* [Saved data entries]
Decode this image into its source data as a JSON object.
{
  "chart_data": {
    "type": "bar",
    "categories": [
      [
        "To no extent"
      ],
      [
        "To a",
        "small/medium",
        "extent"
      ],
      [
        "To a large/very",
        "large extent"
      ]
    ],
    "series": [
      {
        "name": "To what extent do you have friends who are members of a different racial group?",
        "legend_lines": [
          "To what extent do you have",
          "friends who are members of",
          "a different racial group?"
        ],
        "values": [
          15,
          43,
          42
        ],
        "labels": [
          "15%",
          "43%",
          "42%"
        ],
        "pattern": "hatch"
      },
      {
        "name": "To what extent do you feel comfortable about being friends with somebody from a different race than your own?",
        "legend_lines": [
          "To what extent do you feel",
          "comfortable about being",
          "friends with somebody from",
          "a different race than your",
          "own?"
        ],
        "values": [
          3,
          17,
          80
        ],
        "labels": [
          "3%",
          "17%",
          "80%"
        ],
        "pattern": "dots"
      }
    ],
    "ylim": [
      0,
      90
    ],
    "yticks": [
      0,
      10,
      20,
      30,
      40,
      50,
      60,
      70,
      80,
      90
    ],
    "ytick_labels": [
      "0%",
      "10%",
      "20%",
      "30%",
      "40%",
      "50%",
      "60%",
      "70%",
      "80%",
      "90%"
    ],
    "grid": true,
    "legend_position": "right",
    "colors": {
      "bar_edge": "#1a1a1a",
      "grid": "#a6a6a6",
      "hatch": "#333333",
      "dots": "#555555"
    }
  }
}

* [Problem details] Restate the whole listing exactly.

* [Task answer]
Decode this image into its source data as a JSON object.
{
  "chart_data": {
    "type": "bar",
    "categories": [
      [
        "To no extent"
      ],
      [
        "To a",
        "small/medium",
        "extent"
      ],
      [
        "To a large/very",
        "large extent"
      ]
    ],
    "series": [
      {
        "name": "To what extent do you have friends who are members of a different racial group?",
        "legend_lines": [
          "To what extent do you have",
          "friends who are members of",
          "a different racial group?"
        ],
        "values": [
          15,
          43,
          42
        ],
        "labels": [
          "15%",
          "43%",
          "42%"
        ],
        "pattern": "hatch"
      },
      {
        "name": "To what extent do you feel comfortable about being friends with somebody from a different race than your own?",
        "legend_lines": [
          "To what extent do you feel",
          "comfortable about being",
          "friends with somebody from",
          "a different race than your",
          "own?"
        ],
        "values": [
          3,
          17,
          80
        ],
        "labels": [
          "3%",
          "17%",
          "80%"
        ],
        "pattern": "dots"
      }
    ],
    "ylim": [
      0,
      90
    ],
    "yticks": [
      0,
      10,
      20,
      30,
      40,
      50,
      60,
      70,
      80,
      90
    ],
    "ytick_labels": [
      "0%",
      "10%",
      "20%",
      "30%",
      "40%",
      "50%",
      "60%",
      "70%",
      "80%",
      "90%"
    ],
    "grid": true,
    "legend_position": "right",
    "colors": {
      "bar_edge": "#1a1a1a",
      "grid": "#a6a6a6",
      "hatch": "#333333",
      "dots": "#555555"
    }
  }
}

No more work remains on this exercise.